§ TASK STATEMENT
Copy every line of the records below that holds the word "Enumerate".

[Saved entries]
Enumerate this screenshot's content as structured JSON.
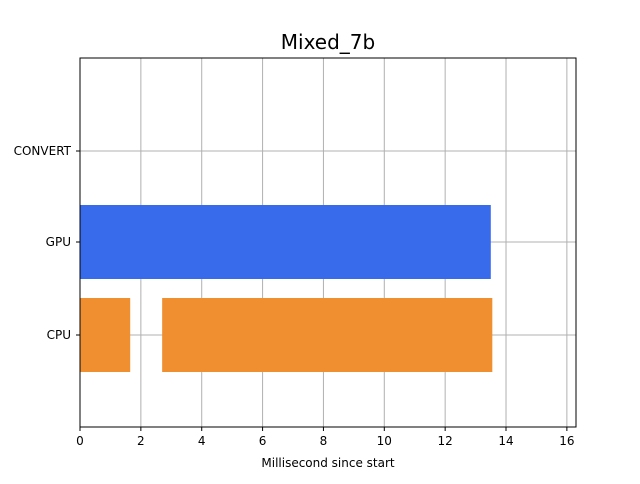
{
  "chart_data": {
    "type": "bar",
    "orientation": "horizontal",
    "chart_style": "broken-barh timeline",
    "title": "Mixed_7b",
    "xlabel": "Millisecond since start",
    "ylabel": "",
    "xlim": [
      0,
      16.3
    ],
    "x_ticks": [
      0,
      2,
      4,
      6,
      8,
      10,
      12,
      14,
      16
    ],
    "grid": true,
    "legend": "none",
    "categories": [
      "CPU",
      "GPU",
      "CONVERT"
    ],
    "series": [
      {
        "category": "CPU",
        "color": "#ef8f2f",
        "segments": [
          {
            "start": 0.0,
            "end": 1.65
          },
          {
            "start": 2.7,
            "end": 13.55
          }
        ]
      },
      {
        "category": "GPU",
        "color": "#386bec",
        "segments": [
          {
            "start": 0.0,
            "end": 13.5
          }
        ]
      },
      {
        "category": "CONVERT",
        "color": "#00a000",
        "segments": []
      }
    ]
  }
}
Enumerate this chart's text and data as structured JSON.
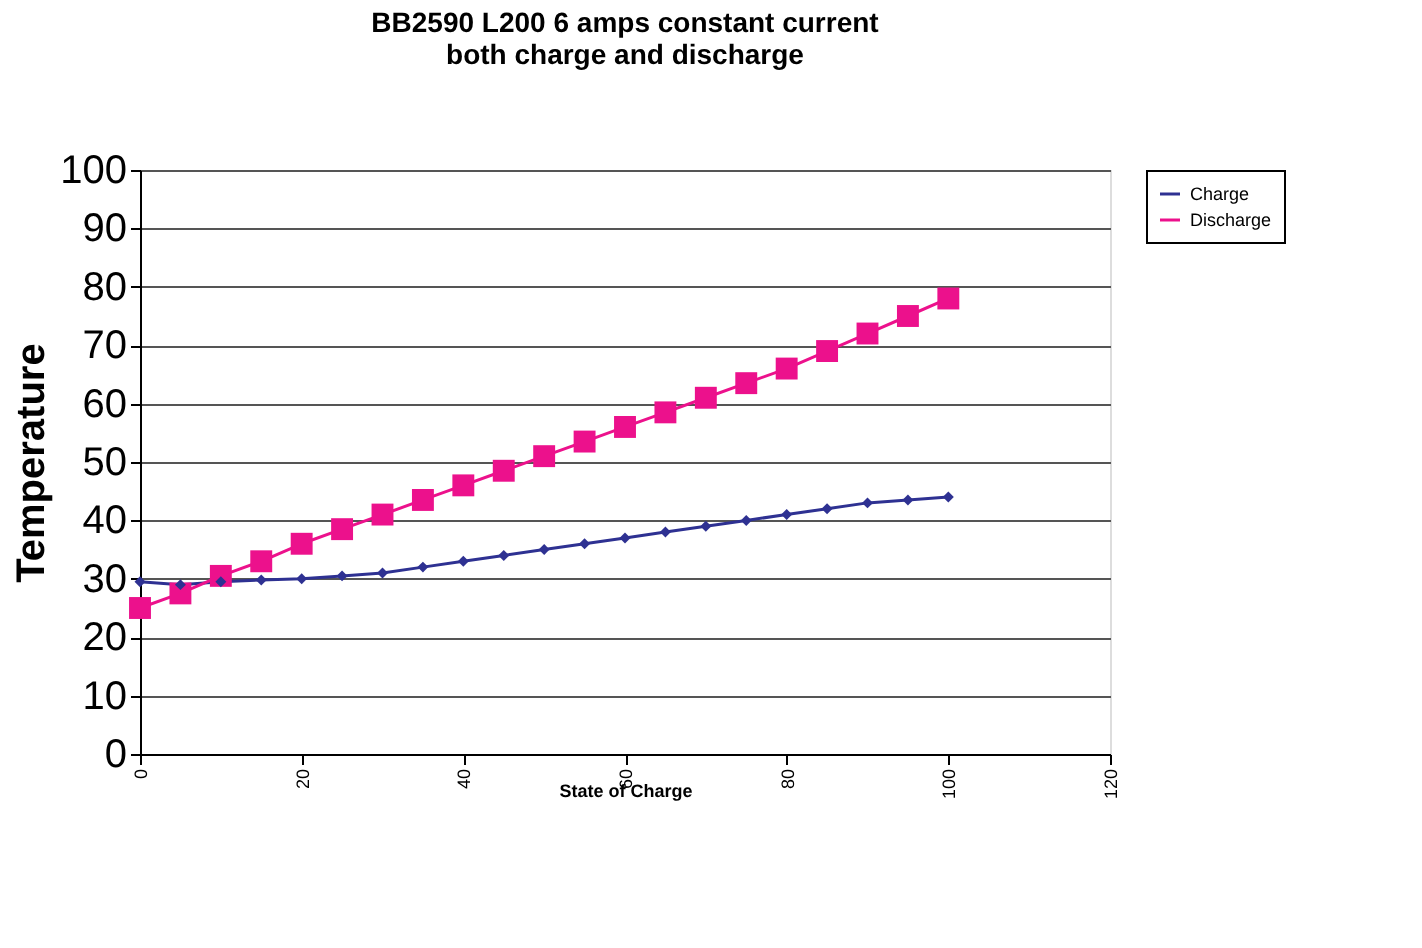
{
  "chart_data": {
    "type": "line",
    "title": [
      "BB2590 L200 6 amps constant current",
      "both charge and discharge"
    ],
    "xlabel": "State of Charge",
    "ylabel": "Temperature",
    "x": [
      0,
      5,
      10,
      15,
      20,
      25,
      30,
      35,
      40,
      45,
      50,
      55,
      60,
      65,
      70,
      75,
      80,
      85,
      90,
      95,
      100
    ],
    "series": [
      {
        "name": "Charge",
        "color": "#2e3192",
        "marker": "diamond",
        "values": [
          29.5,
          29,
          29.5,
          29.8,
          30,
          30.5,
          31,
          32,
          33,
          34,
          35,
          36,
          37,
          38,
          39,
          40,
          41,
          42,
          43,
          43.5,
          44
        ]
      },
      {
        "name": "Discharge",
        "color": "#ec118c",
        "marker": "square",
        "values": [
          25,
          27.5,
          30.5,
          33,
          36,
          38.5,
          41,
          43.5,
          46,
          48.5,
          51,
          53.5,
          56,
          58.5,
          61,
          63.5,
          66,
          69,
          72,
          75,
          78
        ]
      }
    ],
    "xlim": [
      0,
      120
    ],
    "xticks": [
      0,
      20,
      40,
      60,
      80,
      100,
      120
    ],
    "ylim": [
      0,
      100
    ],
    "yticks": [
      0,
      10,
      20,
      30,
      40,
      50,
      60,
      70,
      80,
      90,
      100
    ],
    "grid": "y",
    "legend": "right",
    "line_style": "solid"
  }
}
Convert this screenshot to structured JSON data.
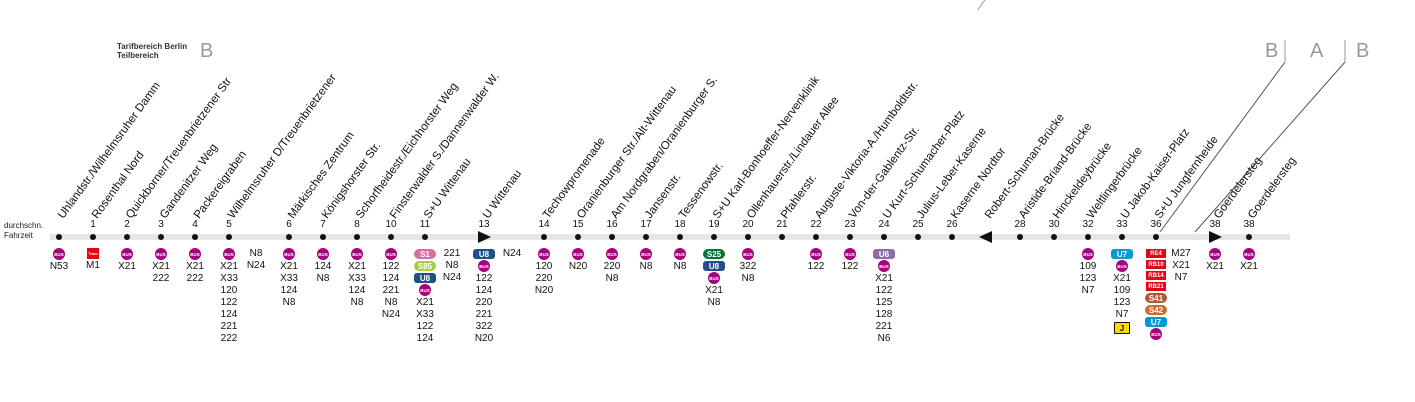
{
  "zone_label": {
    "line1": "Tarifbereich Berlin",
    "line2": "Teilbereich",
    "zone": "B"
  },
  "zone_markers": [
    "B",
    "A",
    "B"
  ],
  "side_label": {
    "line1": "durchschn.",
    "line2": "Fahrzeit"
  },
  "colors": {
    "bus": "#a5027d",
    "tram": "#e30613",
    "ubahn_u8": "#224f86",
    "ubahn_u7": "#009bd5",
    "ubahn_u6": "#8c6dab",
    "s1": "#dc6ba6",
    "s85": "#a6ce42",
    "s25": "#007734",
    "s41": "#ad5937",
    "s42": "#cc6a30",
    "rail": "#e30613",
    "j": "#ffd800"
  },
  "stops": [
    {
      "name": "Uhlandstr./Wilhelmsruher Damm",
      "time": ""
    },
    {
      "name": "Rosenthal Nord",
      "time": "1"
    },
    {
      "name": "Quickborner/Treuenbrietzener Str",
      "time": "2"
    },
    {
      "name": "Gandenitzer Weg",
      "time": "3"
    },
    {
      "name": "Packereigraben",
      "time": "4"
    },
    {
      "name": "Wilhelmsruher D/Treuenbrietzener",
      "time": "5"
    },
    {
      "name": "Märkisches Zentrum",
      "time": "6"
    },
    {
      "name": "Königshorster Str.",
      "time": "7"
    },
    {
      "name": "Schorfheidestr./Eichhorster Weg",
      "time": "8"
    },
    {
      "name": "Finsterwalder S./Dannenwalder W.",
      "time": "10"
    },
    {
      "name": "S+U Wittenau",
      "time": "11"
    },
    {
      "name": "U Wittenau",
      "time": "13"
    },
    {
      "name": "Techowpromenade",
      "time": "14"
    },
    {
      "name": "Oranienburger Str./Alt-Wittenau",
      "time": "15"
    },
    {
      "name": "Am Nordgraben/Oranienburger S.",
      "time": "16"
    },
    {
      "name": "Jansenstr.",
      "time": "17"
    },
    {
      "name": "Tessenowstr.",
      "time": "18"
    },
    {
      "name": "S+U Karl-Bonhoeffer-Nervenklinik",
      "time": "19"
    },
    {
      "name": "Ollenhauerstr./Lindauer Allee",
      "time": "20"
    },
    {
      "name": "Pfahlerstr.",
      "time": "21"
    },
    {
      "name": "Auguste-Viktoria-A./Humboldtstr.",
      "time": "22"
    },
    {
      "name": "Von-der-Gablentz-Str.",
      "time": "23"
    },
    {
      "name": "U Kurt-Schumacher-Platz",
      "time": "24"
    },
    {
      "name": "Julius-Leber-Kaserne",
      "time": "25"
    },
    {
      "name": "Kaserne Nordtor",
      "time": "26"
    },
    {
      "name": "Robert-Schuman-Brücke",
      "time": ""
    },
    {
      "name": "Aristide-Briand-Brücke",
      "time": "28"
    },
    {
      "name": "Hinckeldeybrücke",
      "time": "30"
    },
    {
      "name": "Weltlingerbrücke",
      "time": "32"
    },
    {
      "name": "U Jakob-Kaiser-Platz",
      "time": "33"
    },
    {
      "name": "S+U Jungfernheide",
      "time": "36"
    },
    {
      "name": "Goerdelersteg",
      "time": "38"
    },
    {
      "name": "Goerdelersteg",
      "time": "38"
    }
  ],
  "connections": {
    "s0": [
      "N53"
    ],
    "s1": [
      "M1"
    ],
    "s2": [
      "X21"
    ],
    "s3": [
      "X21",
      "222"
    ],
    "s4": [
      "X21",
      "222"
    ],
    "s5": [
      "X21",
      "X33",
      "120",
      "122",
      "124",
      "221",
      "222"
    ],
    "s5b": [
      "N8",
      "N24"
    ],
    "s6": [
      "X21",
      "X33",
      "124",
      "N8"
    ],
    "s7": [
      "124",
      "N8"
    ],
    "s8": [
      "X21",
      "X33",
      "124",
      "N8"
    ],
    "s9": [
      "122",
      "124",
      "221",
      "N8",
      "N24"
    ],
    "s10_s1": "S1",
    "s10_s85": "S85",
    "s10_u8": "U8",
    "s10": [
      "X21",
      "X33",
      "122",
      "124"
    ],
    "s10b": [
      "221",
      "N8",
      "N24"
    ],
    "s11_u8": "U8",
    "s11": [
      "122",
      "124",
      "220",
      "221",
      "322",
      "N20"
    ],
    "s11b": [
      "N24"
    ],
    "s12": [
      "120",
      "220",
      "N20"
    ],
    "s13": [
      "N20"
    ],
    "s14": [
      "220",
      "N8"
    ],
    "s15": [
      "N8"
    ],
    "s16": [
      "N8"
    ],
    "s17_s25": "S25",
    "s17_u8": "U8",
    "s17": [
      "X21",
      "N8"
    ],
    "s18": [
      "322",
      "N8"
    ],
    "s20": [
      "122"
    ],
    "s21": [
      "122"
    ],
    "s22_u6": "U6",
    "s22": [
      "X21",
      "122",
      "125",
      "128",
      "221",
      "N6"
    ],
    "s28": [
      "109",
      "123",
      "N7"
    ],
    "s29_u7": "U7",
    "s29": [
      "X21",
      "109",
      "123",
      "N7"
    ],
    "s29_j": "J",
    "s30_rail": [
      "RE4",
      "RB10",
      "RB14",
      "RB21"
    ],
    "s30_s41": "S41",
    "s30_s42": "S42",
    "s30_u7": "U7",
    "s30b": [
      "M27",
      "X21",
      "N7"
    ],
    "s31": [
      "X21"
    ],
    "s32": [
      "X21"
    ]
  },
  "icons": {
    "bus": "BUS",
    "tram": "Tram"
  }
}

§ WRITTEN REPLY
Enumerate this screenshot's content as structured JSON.
Enumerate this chart's text and data as structured JSON.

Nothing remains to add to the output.